:: Given data ::

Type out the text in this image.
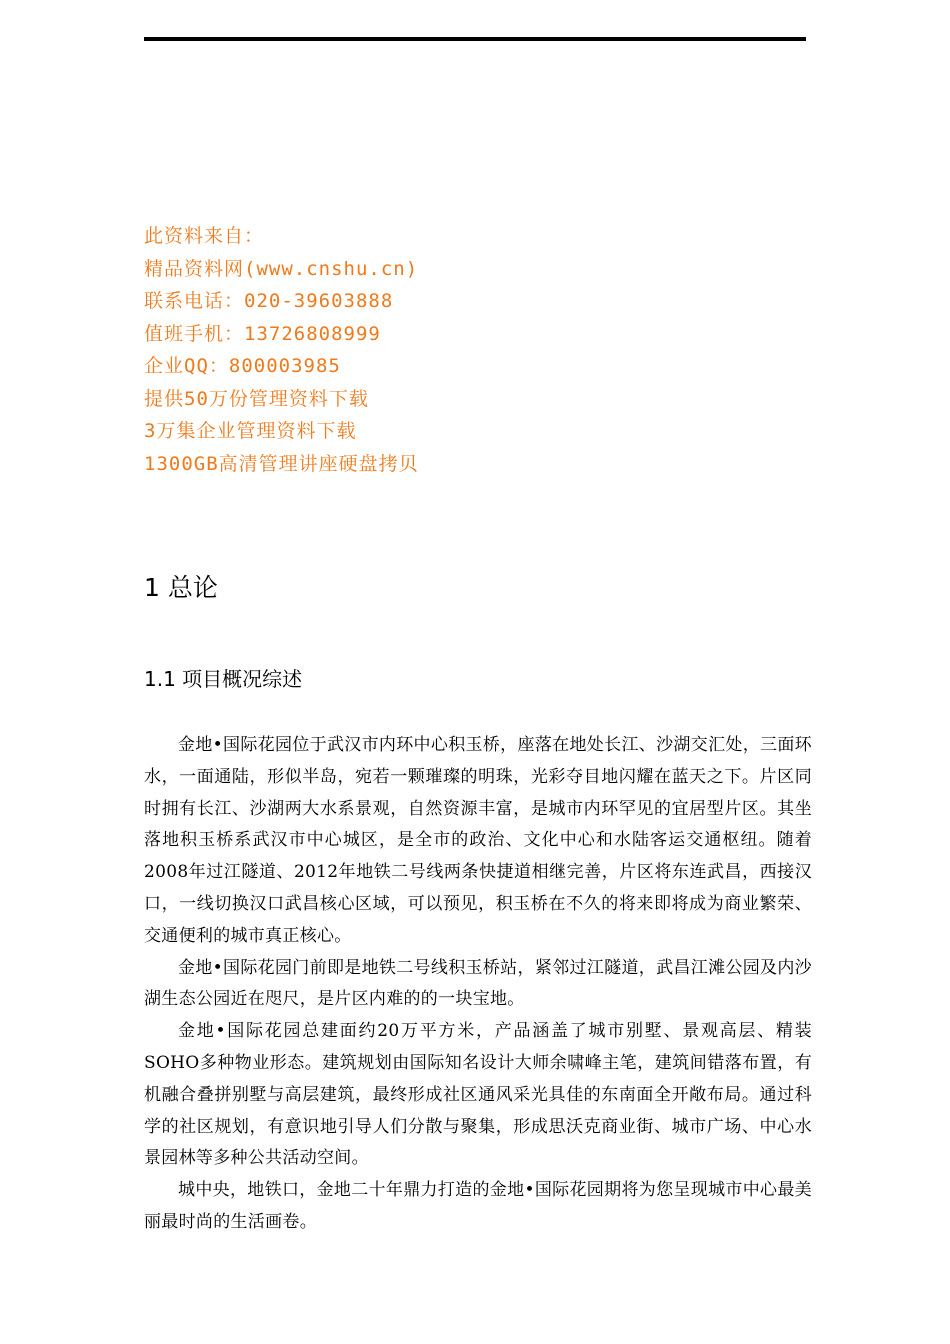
此资料来自：
精品资料网(www.cnshu.cn)
联系电话：020-39603888
值班手机：13726808999
企业QQ：800003985
提供50万份管理资料下载
3万集企业管理资料下载
1300GB高清管理讲座硬盘拷贝
1 总论
1.1 项目概况综述

金地•国际花园位于武汉市内环中心积玉桥，座落在地处长江、沙湖交汇处，三面环水，一面通陆，形似半岛，宛若一颗璀璨的明珠，光彩夺目地闪耀在蓝天之下。片区同时拥有长江、沙湖两大水系景观，自然资源丰富，是城市内环罕见的宜居型片区。其坐落地积玉桥系武汉市中心城区，是全市的政治、文化中心和水陆客运交通枢纽。随着2008年过江隧道、2012年地铁二号线两条快捷道相继完善，片区将东连武昌，西接汉口，一线切换汉口武昌核心区域，可以预见，积玉桥在不久的将来即将成为商业繁荣、交通便利的城市真正核心。

金地•国际花园门前即是地铁二号线积玉桥站，紧邻过江隧道，武昌江滩公园及内沙湖生态公园近在咫尺，是片区内难的的一块宝地。

金地•国际花园总建面约20万平方米，产品涵盖了城市别墅、景观高层、精装SOHO多种物业形态。建筑规划由国际知名设计大师余啸峰主笔，建筑间错落布置，有机融合叠拼别墅与高层建筑，最终形成社区通风采光具佳的东南面全开敞布局。通过科学的社区规划，有意识地引导人们分散与聚集，形成思沃克商业街、城市广场、中心水景园林等多种公共活动空间。

城中央，地铁口，金地二十年鼎力打造的金地•国际花园期将为您呈现城市中心最美丽最时尚的生活画卷。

:::

→ What this task involves
Reproduce the records, all of them, word for word; omit the pictures.

→ Solution
Type out the text in this image.
此资料来自：
精品资料网(www.cnshu.cn)
联系电话：020-39603888
值班手机：13726808999
企业QQ：800003985
提供50万份管理资料下载
3万集企业管理资料下载
1300GB高清管理讲座硬盘拷贝
1 总论
1.1 项目概况综述

金地•国际花园位于武汉市内环中心积玉桥，座落在地处长江、沙湖交汇处，三面环水，一面通陆，形似半岛，宛若一颗璀璨的明珠，光彩夺目地闪耀在蓝天之下。片区同时拥有长江、沙湖两大水系景观，自然资源丰富，是城市内环罕见的宜居型片区。其坐落地积玉桥系武汉市中心城区，是全市的政治、文化中心和水陆客运交通枢纽。随着2008年过江隧道、2012年地铁二号线两条快捷道相继完善，片区将东连武昌，西接汉口，一线切换汉口武昌核心区域，可以预见，积玉桥在不久的将来即将成为商业繁荣、交通便利的城市真正核心。

金地•国际花园门前即是地铁二号线积玉桥站，紧邻过江隧道，武昌江滩公园及内沙湖生态公园近在咫尺，是片区内难的的一块宝地。

金地•国际花园总建面约20万平方米，产品涵盖了城市别墅、景观高层、精装SOHO多种物业形态。建筑规划由国际知名设计大师余啸峰主笔，建筑间错落布置，有机融合叠拼别墅与高层建筑，最终形成社区通风采光具佳的东南面全开敞布局。通过科学的社区规划，有意识地引导人们分散与聚集，形成思沃克商业街、城市广场、中心水景园林等多种公共活动空间。

城中央，地铁口，金地二十年鼎力打造的金地•国际花园期将为您呈现城市中心最美丽最时尚的生活画卷。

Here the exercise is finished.